» EXERCISE DESCRIPTION:
All material below is to be reproduced exactly.

Saved entries:
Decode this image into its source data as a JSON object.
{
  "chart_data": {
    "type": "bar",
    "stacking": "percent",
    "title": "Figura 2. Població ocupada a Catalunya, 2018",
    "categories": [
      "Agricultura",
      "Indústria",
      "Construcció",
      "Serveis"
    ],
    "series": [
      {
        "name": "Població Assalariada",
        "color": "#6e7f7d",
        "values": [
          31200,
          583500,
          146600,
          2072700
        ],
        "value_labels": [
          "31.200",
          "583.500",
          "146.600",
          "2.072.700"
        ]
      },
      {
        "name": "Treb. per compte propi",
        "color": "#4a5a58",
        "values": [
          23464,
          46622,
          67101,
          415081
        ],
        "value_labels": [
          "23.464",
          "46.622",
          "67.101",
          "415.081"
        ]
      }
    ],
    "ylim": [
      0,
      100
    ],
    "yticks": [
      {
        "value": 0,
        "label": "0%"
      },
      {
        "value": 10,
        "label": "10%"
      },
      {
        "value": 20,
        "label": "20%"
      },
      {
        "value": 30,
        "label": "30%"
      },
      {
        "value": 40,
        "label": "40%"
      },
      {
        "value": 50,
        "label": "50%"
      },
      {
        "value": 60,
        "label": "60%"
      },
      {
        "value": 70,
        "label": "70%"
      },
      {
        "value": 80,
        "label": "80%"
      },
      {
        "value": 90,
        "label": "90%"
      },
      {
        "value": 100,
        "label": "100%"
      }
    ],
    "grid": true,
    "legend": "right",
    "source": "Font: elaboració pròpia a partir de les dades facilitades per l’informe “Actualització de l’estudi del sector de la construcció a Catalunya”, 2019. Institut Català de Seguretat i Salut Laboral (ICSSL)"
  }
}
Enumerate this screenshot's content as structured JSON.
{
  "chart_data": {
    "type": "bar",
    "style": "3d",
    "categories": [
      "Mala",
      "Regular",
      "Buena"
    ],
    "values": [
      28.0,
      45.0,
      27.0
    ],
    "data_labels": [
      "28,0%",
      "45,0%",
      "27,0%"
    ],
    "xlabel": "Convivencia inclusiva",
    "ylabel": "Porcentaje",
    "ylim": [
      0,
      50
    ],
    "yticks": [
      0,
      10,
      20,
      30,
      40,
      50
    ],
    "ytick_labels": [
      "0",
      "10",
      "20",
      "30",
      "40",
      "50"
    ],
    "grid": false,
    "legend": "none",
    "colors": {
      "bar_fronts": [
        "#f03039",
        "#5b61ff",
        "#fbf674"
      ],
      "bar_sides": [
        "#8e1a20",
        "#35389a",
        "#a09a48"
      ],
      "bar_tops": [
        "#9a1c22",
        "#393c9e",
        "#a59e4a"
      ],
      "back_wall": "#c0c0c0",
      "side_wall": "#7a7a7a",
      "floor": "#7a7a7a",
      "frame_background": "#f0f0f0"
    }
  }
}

» CORRECT RESULT:
Decode this image into its source data as a JSON object.
{
  "chart_data": {
    "type": "bar",
    "stacking": "percent",
    "title": "Figura 2. Població ocupada a Catalunya, 2018",
    "categories": [
      "Agricultura",
      "Indústria",
      "Construcció",
      "Serveis"
    ],
    "series": [
      {
        "name": "Població Assalariada",
        "color": "#6e7f7d",
        "values": [
          31200,
          583500,
          146600,
          2072700
        ],
        "value_labels": [
          "31.200",
          "583.500",
          "146.600",
          "2.072.700"
        ]
      },
      {
        "name": "Treb. per compte propi",
        "color": "#4a5a58",
        "values": [
          23464,
          46622,
          67101,
          415081
        ],
        "value_labels": [
          "23.464",
          "46.622",
          "67.101",
          "415.081"
        ]
      }
    ],
    "ylim": [
      0,
      100
    ],
    "yticks": [
      {
        "value": 0,
        "label": "0%"
      },
      {
        "value": 10,
        "label": "10%"
      },
      {
        "value": 20,
        "label": "20%"
      },
      {
        "value": 30,
        "label": "30%"
      },
      {
        "value": 40,
        "label": "40%"
      },
      {
        "value": 50,
        "label": "50%"
      },
      {
        "value": 60,
        "label": "60%"
      },
      {
        "value": 70,
        "label": "70%"
      },
      {
        "value": 80,
        "label": "80%"
      },
      {
        "value": 90,
        "label": "90%"
      },
      {
        "value": 100,
        "label": "100%"
      }
    ],
    "grid": true,
    "legend": "right",
    "source": "Font: elaboració pròpia a partir de les dades facilitades per l’informe “Actualització de l’estudi del sector de la construcció a Catalunya”, 2019. Institut Català de Seguretat i Salut Laboral (ICSSL)"
  }
}
Enumerate this screenshot's content as structured JSON.
{
  "chart_data": {
    "type": "bar",
    "style": "3d",
    "categories": [
      "Mala",
      "Regular",
      "Buena"
    ],
    "values": [
      28.0,
      45.0,
      27.0
    ],
    "data_labels": [
      "28,0%",
      "45,0%",
      "27,0%"
    ],
    "xlabel": "Convivencia inclusiva",
    "ylabel": "Porcentaje",
    "ylim": [
      0,
      50
    ],
    "yticks": [
      0,
      10,
      20,
      30,
      40,
      50
    ],
    "ytick_labels": [
      "0",
      "10",
      "20",
      "30",
      "40",
      "50"
    ],
    "grid": false,
    "legend": "none",
    "colors": {
      "bar_fronts": [
        "#f03039",
        "#5b61ff",
        "#fbf674"
      ],
      "bar_sides": [
        "#8e1a20",
        "#35389a",
        "#a09a48"
      ],
      "bar_tops": [
        "#9a1c22",
        "#393c9e",
        "#a59e4a"
      ],
      "back_wall": "#c0c0c0",
      "side_wall": "#7a7a7a",
      "floor": "#7a7a7a",
      "frame_background": "#f0f0f0"
    }
  }
}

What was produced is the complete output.